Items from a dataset
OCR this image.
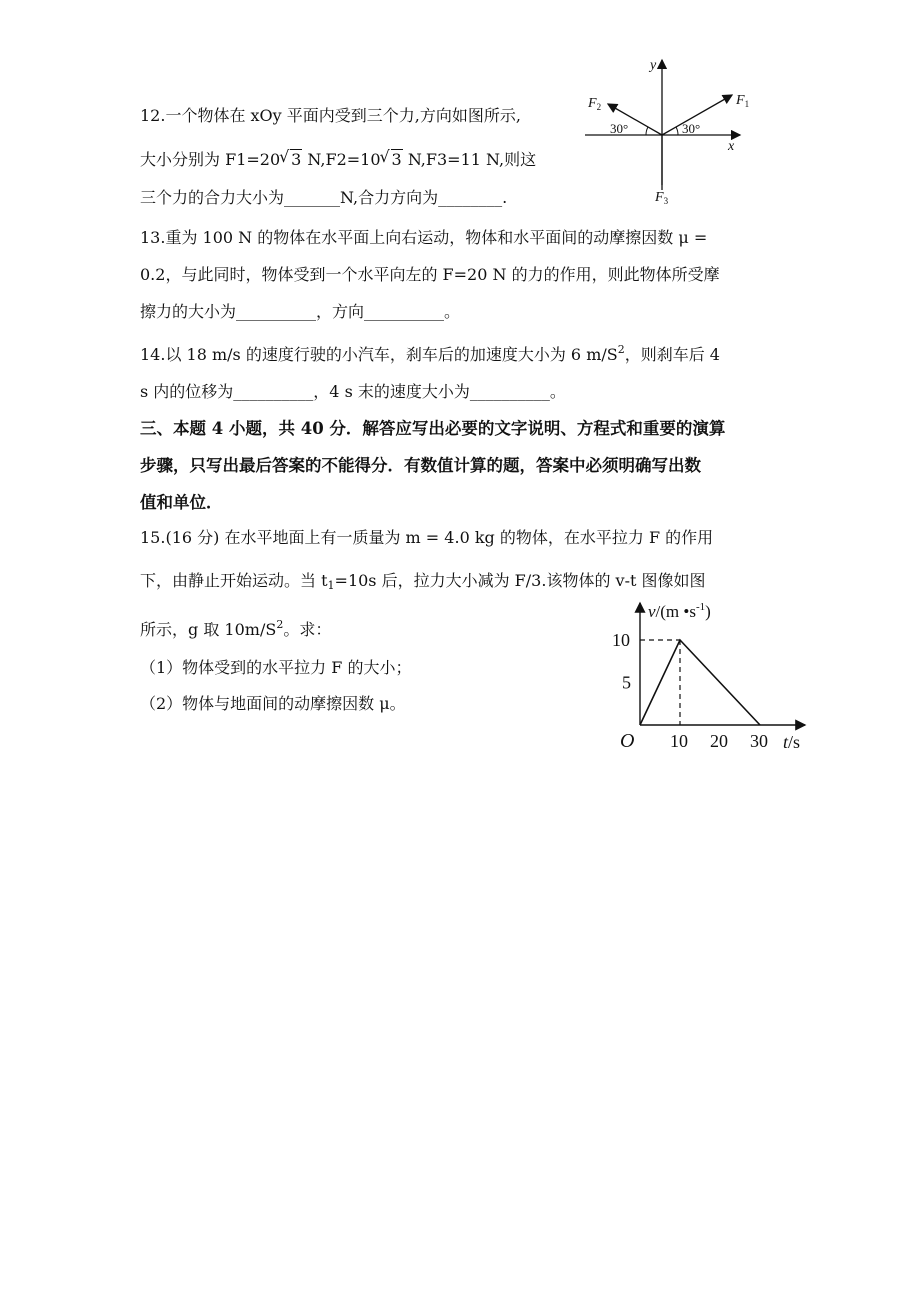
12.一个物体在 xOy 平面内受到三个力,方向如图所示,
大小分别为 F1=20 √ 3 N,F2=10 √ 3 N,F3=11 N,则这
三个力的合力大小为_______N,合力方向为________.
y
x
$F_1$
$F_2$
$F_3$
30°	30°
13.重为 100 N 的物体在水平面上向右运动，物体和水平面间的动摩擦因数 μ =
0.2，与此同时，物体受到一个水平向左的 F=20 N 的力的作用，则此物体所受摩
擦力的大小为__________，方向__________。
14.以 18 m/s 的速度行驶的小汽车，刹车后的加速度大小为 6 $m/S^2$，则刹车后 4
s 内的位移为__________，4 s 末的速度大小为__________。
三、本题 4 小题，共 40 分．解答应写出必要的文字说明、方程式和重要的演算
步骤，只写出最后答案的不能得分．有数值计算的题，答案中必须明确写出数
值和单位．
15.(16 分) 在水平地面上有一质量为 m = 4.0 kg 的物体，在水平拉力 F 的作用
下，由静止开始运动。当 $t_1=10s$ 后，拉力大小减为 F/3.该物体的 v-t 图像如图
所示，g 取 $10m/S^2$。求：
（1）物体受到的水平拉力 F 的大小；
（2）物体与地面间的动摩擦因数 μ。
v/(m $•s^{-1}$)
t/s
O 10 20 30
5
10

• JOB: The records above must be transcribed exactly. Pictures are left out of the copy.

• RESULT OF THIS TASK:
OCR this image.
12.一个物体在 xOy 平面内受到三个力,方向如图所示,
大小分别为 F1=20 √ 3 N,F2=10 √ 3 N,F3=11 N,则这
三个力的合力大小为_______N,合力方向为________.
y
x
$F_1$
$F_2$
$F_3$
30°	30°
13.重为 100 N 的物体在水平面上向右运动，物体和水平面间的动摩擦因数 μ =
0.2，与此同时，物体受到一个水平向左的 F=20 N 的力的作用，则此物体所受摩
擦力的大小为__________，方向__________。
14.以 18 m/s 的速度行驶的小汽车，刹车后的加速度大小为 6 $m/S^2$，则刹车后 4
s 内的位移为__________，4 s 末的速度大小为__________。
三、本题 4 小题，共 40 分．解答应写出必要的文字说明、方程式和重要的演算
步骤，只写出最后答案的不能得分．有数值计算的题，答案中必须明确写出数
值和单位．
15.(16 分) 在水平地面上有一质量为 m = 4.0 kg 的物体，在水平拉力 F 的作用
下，由静止开始运动。当 $t_1=10s$ 后，拉力大小减为 F/3.该物体的 v-t 图像如图
所示，g 取 $10m/S^2$。求：
（1）物体受到的水平拉力 F 的大小；
（2）物体与地面间的动摩擦因数 μ。
v/(m $•s^{-1}$)
t/s
O 10 20 30
5
10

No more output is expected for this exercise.